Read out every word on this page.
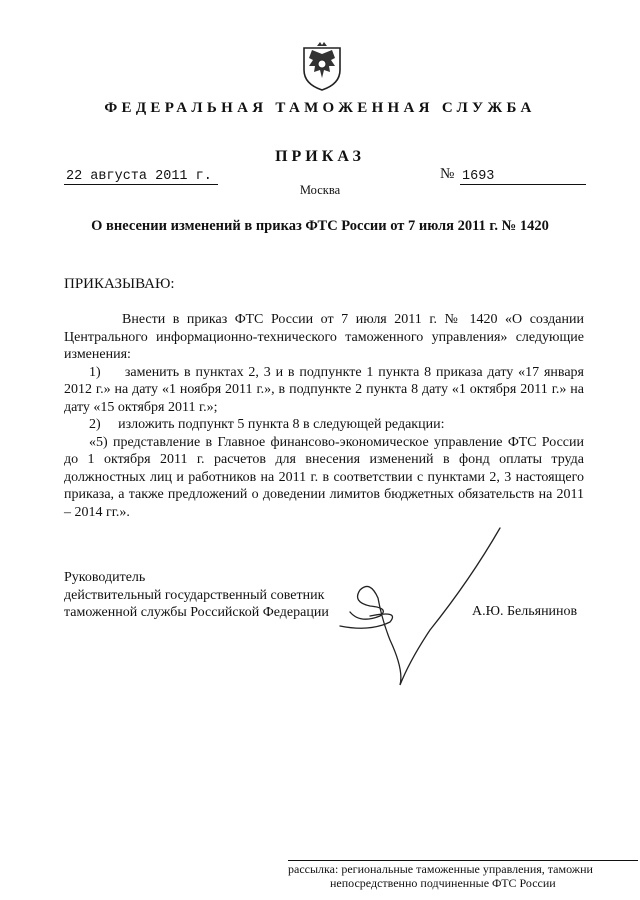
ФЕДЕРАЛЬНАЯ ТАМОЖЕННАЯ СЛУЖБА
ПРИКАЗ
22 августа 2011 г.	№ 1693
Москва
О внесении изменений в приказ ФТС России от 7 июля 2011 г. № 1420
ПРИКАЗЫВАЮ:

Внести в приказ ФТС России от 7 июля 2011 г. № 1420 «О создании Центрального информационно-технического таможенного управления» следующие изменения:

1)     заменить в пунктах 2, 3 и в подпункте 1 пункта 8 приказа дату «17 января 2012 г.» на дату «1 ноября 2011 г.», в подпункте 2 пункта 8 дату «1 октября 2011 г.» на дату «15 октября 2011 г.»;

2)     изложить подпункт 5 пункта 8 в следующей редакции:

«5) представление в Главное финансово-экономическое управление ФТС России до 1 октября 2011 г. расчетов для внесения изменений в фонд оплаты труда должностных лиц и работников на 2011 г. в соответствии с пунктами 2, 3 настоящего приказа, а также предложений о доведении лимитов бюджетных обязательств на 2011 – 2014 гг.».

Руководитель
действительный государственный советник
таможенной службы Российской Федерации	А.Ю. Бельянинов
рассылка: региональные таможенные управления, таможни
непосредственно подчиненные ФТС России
┄┄┄┄┄┄
# Given exercise
Copy each line from the records above that includes the string "июля".

# Final result
О внесении изменений в приказ ФТС России от 7 июля 2011 г. № 1420
Внести в приказ ФТС России от 7 июля 2011 г. № 1420 «О создании Центрального информационно-технического таможенного управления» следующие изменения:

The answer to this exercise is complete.